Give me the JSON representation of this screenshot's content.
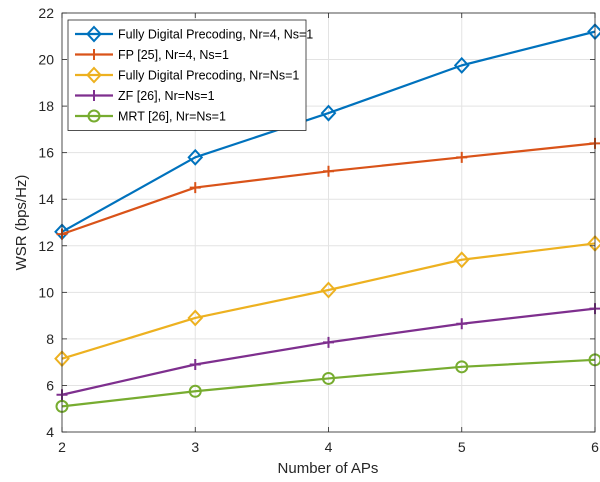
{
  "chart_data": {
    "type": "line",
    "title": "",
    "xlabel": "Number of APs",
    "ylabel": "WSR (bps/Hz)",
    "x": [
      2,
      3,
      4,
      5,
      6
    ],
    "xlim": [
      2,
      6
    ],
    "ylim": [
      4,
      22
    ],
    "xticks": [
      "2",
      "3",
      "4",
      "5",
      "6"
    ],
    "yticks": [
      "4",
      "6",
      "8",
      "10",
      "12",
      "14",
      "16",
      "18",
      "20",
      "22"
    ],
    "grid": true,
    "legend_position": "top-left",
    "series": [
      {
        "name": "Fully Digital Precoding, Nr=4, Ns=1",
        "values": [
          12.6,
          15.8,
          17.7,
          19.75,
          21.2
        ],
        "color": "#0072BD",
        "marker": "diamond"
      },
      {
        "name": "FP [25], Nr=4, Ns=1",
        "values": [
          12.5,
          14.5,
          15.2,
          15.8,
          16.4
        ],
        "color": "#D95319",
        "marker": "plus"
      },
      {
        "name": "Fully Digital Precoding, Nr=Ns=1",
        "values": [
          7.15,
          8.9,
          10.1,
          11.4,
          12.1
        ],
        "color": "#EDB120",
        "marker": "diamond"
      },
      {
        "name": "ZF [26], Nr=Ns=1",
        "values": [
          5.6,
          6.9,
          7.85,
          8.65,
          9.3
        ],
        "color": "#7E2F8E",
        "marker": "plus"
      },
      {
        "name": "MRT [26], Nr=Ns=1",
        "values": [
          5.1,
          5.75,
          6.3,
          6.8,
          7.1
        ],
        "color": "#77AC30",
        "marker": "circle"
      }
    ]
  }
}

· · ·

**Directions**:
Each record above should come back exactly the same, only without its pictures.

**Solution**:
Give me the JSON representation of this screenshot's content.
{
  "chart_data": {
    "type": "line",
    "title": "",
    "xlabel": "Number of APs",
    "ylabel": "WSR (bps/Hz)",
    "x": [
      2,
      3,
      4,
      5,
      6
    ],
    "xlim": [
      2,
      6
    ],
    "ylim": [
      4,
      22
    ],
    "xticks": [
      "2",
      "3",
      "4",
      "5",
      "6"
    ],
    "yticks": [
      "4",
      "6",
      "8",
      "10",
      "12",
      "14",
      "16",
      "18",
      "20",
      "22"
    ],
    "grid": true,
    "legend_position": "top-left",
    "series": [
      {
        "name": "Fully Digital Precoding, Nr=4, Ns=1",
        "values": [
          12.6,
          15.8,
          17.7,
          19.75,
          21.2
        ],
        "color": "#0072BD",
        "marker": "diamond"
      },
      {
        "name": "FP [25], Nr=4, Ns=1",
        "values": [
          12.5,
          14.5,
          15.2,
          15.8,
          16.4
        ],
        "color": "#D95319",
        "marker": "plus"
      },
      {
        "name": "Fully Digital Precoding, Nr=Ns=1",
        "values": [
          7.15,
          8.9,
          10.1,
          11.4,
          12.1
        ],
        "color": "#EDB120",
        "marker": "diamond"
      },
      {
        "name": "ZF [26], Nr=Ns=1",
        "values": [
          5.6,
          6.9,
          7.85,
          8.65,
          9.3
        ],
        "color": "#7E2F8E",
        "marker": "plus"
      },
      {
        "name": "MRT [26], Nr=Ns=1",
        "values": [
          5.1,
          5.75,
          6.3,
          6.8,
          7.1
        ],
        "color": "#77AC30",
        "marker": "circle"
      }
    ]
  }
}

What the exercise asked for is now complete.